_WHAT TO PRODUCE_
Transcribe the whole listing without a single picture.
--*--
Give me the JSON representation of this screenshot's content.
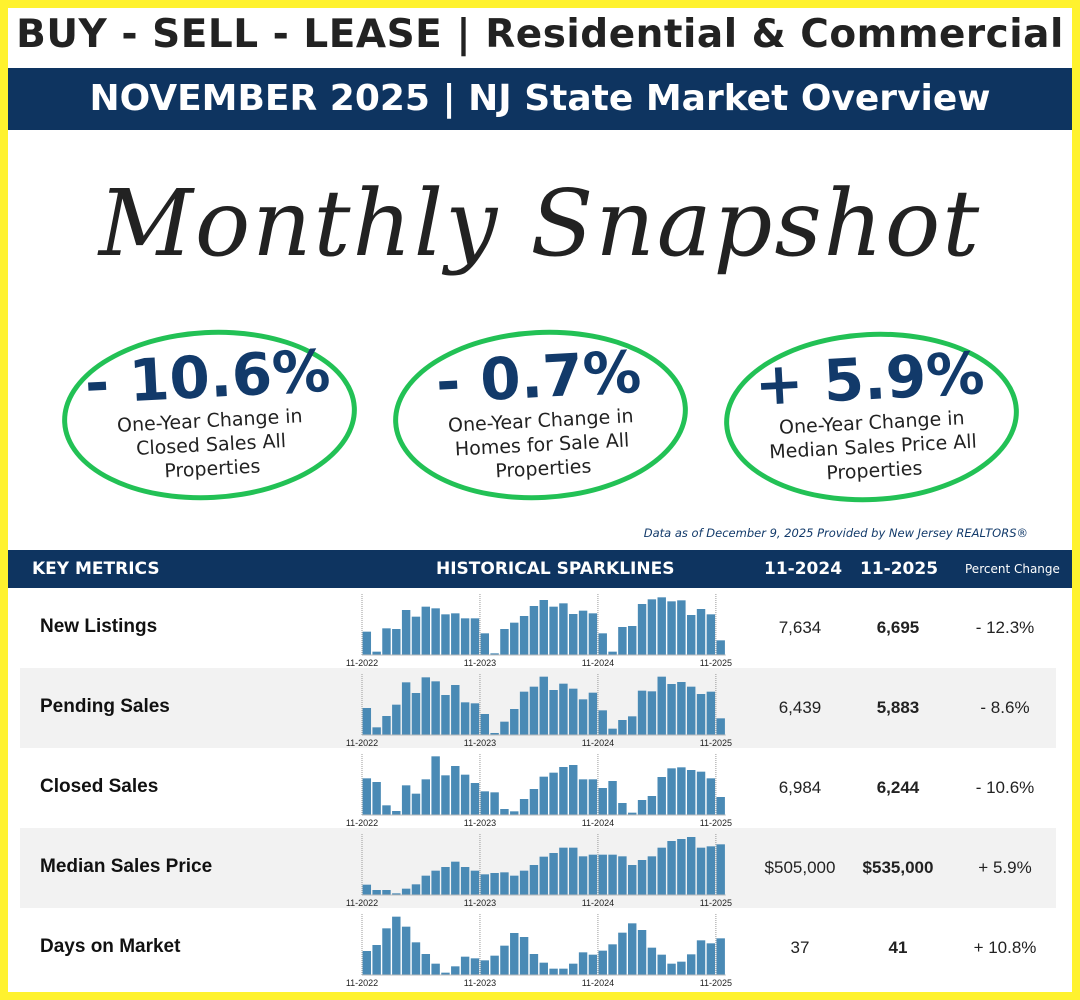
{
  "header": {
    "title": "BUY - SELL - LEASE | Residential & Commercial",
    "banner": "NOVEMBER 2025 | NJ State Market Overview",
    "script_title": "Monthly Snapshot"
  },
  "highlights": [
    {
      "value": "- 10.6%",
      "label": "One-Year Change in Closed Sales All Properties"
    },
    {
      "value": "- 0.7%",
      "label": "One-Year Change in Homes for Sale All Properties"
    },
    {
      "value": "+ 5.9%",
      "label": "One-Year Change in Median Sales Price All Properties"
    }
  ],
  "note": "Data as of December 9, 2025 Provided by New Jersey REALTORS®",
  "table": {
    "headers": {
      "metrics": "KEY METRICS",
      "sparklines": "HISTORICAL SPARKLINES",
      "prev": "11-2024",
      "curr": "11-2025",
      "pct": "Percent Change"
    }
  },
  "colors": {
    "navy": "#0e3460",
    "green": "#22c155",
    "bar": "#4a8ab5",
    "border": "#fff22e"
  },
  "chart_data": {
    "type": "bar",
    "tick_labels": [
      "11-2022",
      "11-2023",
      "11-2024",
      "11-2025"
    ],
    "note_values": "relative bar heights (sparklines have no printed scale)",
    "rows": [
      {
        "name": "New Listings",
        "prev": "7,634",
        "curr": "6,695",
        "pct": "- 12.3%",
        "values": [
          70,
          10,
          80,
          78,
          135,
          115,
          145,
          140,
          122,
          125,
          110,
          110,
          65,
          5,
          78,
          97,
          117,
          147,
          165,
          145,
          155,
          123,
          133,
          125,
          65,
          10,
          84,
          87,
          153,
          167,
          173,
          161,
          164,
          120,
          138,
          122,
          44
        ]
      },
      {
        "name": "Pending Sales",
        "prev": "6,439",
        "curr": "5,883",
        "pct": "- 8.6%",
        "values": [
          81,
          23,
          57,
          91,
          158,
          126,
          173,
          161,
          120,
          150,
          98,
          95,
          63,
          6,
          40,
          78,
          130,
          145,
          175,
          135,
          154,
          139,
          107,
          127,
          74,
          19,
          45,
          56,
          133,
          131,
          175,
          153,
          159,
          145,
          123,
          130,
          50
        ]
      },
      {
        "name": "Closed Sales",
        "prev": "6,984",
        "curr": "6,244",
        "pct": "- 10.6%",
        "values": [
          110,
          99,
          29,
          12,
          89,
          64,
          107,
          176,
          119,
          147,
          121,
          96,
          71,
          68,
          18,
          11,
          48,
          78,
          115,
          127,
          144,
          150,
          107,
          107,
          81,
          102,
          36,
          7,
          45,
          57,
          114,
          140,
          143,
          135,
          130,
          110,
          54
        ]
      },
      {
        "name": "Median Sales Price",
        "prev": "$505,000",
        "curr": "$535,000",
        "pct": "+ 5.9%",
        "values": [
          31,
          15,
          15,
          5,
          19,
          32,
          58,
          73,
          84,
          100,
          84,
          73,
          62,
          66,
          68,
          58,
          73,
          90,
          115,
          126,
          142,
          142,
          116,
          121,
          121,
          121,
          116,
          90,
          105,
          116,
          142,
          162,
          168,
          174,
          142,
          146,
          152
        ]
      },
      {
        "name": "Days on Market",
        "prev": "37",
        "curr": "41",
        "pct": "+ 10.8%",
        "values": [
          72,
          90,
          140,
          175,
          145,
          98,
          63,
          34,
          7,
          26,
          55,
          50,
          44,
          58,
          88,
          126,
          114,
          63,
          37,
          19,
          19,
          34,
          68,
          61,
          73,
          92,
          127,
          155,
          135,
          82,
          61,
          34,
          40,
          62,
          104,
          95,
          110
        ]
      }
    ]
  }
}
--*--
_SOLUTION TO THE EXERCISE_
Give me the JSON representation of this screenshot's content.
{
  "header": {
    "title": "BUY - SELL - LEASE | Residential & Commercial",
    "banner": "NOVEMBER 2025 | NJ State Market Overview",
    "script_title": "Monthly Snapshot"
  },
  "highlights": [
    {
      "value": "- 10.6%",
      "label": "One-Year Change in Closed Sales All Properties"
    },
    {
      "value": "- 0.7%",
      "label": "One-Year Change in Homes for Sale All Properties"
    },
    {
      "value": "+ 5.9%",
      "label": "One-Year Change in Median Sales Price All Properties"
    }
  ],
  "note": "Data as of December 9, 2025 Provided by New Jersey REALTORS®",
  "table": {
    "headers": {
      "metrics": "KEY METRICS",
      "sparklines": "HISTORICAL SPARKLINES",
      "prev": "11-2024",
      "curr": "11-2025",
      "pct": "Percent Change"
    }
  },
  "colors": {
    "navy": "#0e3460",
    "green": "#22c155",
    "bar": "#4a8ab5",
    "border": "#fff22e"
  },
  "chart_data": {
    "type": "bar",
    "tick_labels": [
      "11-2022",
      "11-2023",
      "11-2024",
      "11-2025"
    ],
    "note_values": "relative bar heights (sparklines have no printed scale)",
    "rows": [
      {
        "name": "New Listings",
        "prev": "7,634",
        "curr": "6,695",
        "pct": "- 12.3%",
        "values": [
          70,
          10,
          80,
          78,
          135,
          115,
          145,
          140,
          122,
          125,
          110,
          110,
          65,
          5,
          78,
          97,
          117,
          147,
          165,
          145,
          155,
          123,
          133,
          125,
          65,
          10,
          84,
          87,
          153,
          167,
          173,
          161,
          164,
          120,
          138,
          122,
          44
        ]
      },
      {
        "name": "Pending Sales",
        "prev": "6,439",
        "curr": "5,883",
        "pct": "- 8.6%",
        "values": [
          81,
          23,
          57,
          91,
          158,
          126,
          173,
          161,
          120,
          150,
          98,
          95,
          63,
          6,
          40,
          78,
          130,
          145,
          175,
          135,
          154,
          139,
          107,
          127,
          74,
          19,
          45,
          56,
          133,
          131,
          175,
          153,
          159,
          145,
          123,
          130,
          50
        ]
      },
      {
        "name": "Closed Sales",
        "prev": "6,984",
        "curr": "6,244",
        "pct": "- 10.6%",
        "values": [
          110,
          99,
          29,
          12,
          89,
          64,
          107,
          176,
          119,
          147,
          121,
          96,
          71,
          68,
          18,
          11,
          48,
          78,
          115,
          127,
          144,
          150,
          107,
          107,
          81,
          102,
          36,
          7,
          45,
          57,
          114,
          140,
          143,
          135,
          130,
          110,
          54
        ]
      },
      {
        "name": "Median Sales Price",
        "prev": "$505,000",
        "curr": "$535,000",
        "pct": "+ 5.9%",
        "values": [
          31,
          15,
          15,
          5,
          19,
          32,
          58,
          73,
          84,
          100,
          84,
          73,
          62,
          66,
          68,
          58,
          73,
          90,
          115,
          126,
          142,
          142,
          116,
          121,
          121,
          121,
          116,
          90,
          105,
          116,
          142,
          162,
          168,
          174,
          142,
          146,
          152
        ]
      },
      {
        "name": "Days on Market",
        "prev": "37",
        "curr": "41",
        "pct": "+ 10.8%",
        "values": [
          72,
          90,
          140,
          175,
          145,
          98,
          63,
          34,
          7,
          26,
          55,
          50,
          44,
          58,
          88,
          126,
          114,
          63,
          37,
          19,
          19,
          34,
          68,
          61,
          73,
          92,
          127,
          155,
          135,
          82,
          61,
          34,
          40,
          62,
          104,
          95,
          110
        ]
      }
    ]
  }
}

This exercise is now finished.